▶ **What is needed**:
Output every line of the data exactly as it appears.

▶ **The data**:
--

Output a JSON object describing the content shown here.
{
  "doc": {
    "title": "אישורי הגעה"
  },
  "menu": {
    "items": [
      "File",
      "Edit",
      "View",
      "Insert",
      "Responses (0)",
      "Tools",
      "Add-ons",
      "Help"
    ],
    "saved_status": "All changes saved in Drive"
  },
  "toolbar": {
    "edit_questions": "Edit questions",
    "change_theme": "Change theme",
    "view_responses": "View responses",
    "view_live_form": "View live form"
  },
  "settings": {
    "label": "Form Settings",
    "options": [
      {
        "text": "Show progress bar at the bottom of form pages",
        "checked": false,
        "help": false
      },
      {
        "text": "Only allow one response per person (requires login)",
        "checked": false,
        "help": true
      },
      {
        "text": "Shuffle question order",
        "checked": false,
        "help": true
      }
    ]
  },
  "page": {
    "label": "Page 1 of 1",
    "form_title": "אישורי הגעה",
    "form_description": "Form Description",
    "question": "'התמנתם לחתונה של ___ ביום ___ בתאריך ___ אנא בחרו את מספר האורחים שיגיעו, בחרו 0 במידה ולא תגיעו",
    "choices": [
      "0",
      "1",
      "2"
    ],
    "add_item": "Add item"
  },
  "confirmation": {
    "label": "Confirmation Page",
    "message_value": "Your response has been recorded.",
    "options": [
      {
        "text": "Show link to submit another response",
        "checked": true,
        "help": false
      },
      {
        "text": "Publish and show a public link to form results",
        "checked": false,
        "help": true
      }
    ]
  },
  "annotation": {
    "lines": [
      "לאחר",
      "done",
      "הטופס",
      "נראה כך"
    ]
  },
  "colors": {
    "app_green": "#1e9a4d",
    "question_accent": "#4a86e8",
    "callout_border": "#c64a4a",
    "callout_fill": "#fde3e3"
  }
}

--

▶ **Result for this task**:
Output a JSON object describing the content shown here.
{
  "doc": {
    "title": "אישורי הגעה"
  },
  "menu": {
    "items": [
      "File",
      "Edit",
      "View",
      "Insert",
      "Responses (0)",
      "Tools",
      "Add-ons",
      "Help"
    ],
    "saved_status": "All changes saved in Drive"
  },
  "toolbar": {
    "edit_questions": "Edit questions",
    "change_theme": "Change theme",
    "view_responses": "View responses",
    "view_live_form": "View live form"
  },
  "settings": {
    "label": "Form Settings",
    "options": [
      {
        "text": "Show progress bar at the bottom of form pages",
        "checked": false,
        "help": false
      },
      {
        "text": "Only allow one response per person (requires login)",
        "checked": false,
        "help": true
      },
      {
        "text": "Shuffle question order",
        "checked": false,
        "help": true
      }
    ]
  },
  "page": {
    "label": "Page 1 of 1",
    "form_title": "אישורי הגעה",
    "form_description": "Form Description",
    "question": "'התמנתם לחתונה של ___ ביום ___ בתאריך ___ אנא בחרו את מספר האורחים שיגיעו, בחרו 0 במידה ולא תגיעו",
    "choices": [
      "0",
      "1",
      "2"
    ],
    "add_item": "Add item"
  },
  "confirmation": {
    "label": "Confirmation Page",
    "message_value": "Your response has been recorded.",
    "options": [
      {
        "text": "Show link to submit another response",
        "checked": true,
        "help": false
      },
      {
        "text": "Publish and show a public link to form results",
        "checked": false,
        "help": true
      }
    ]
  },
  "annotation": {
    "lines": [
      "לאחר",
      "done",
      "הטופס",
      "נראה כך"
    ]
  },
  "colors": {
    "app_green": "#1e9a4d",
    "question_accent": "#4a86e8",
    "callout_border": "#c64a4a",
    "callout_fill": "#fde3e3"
  }
}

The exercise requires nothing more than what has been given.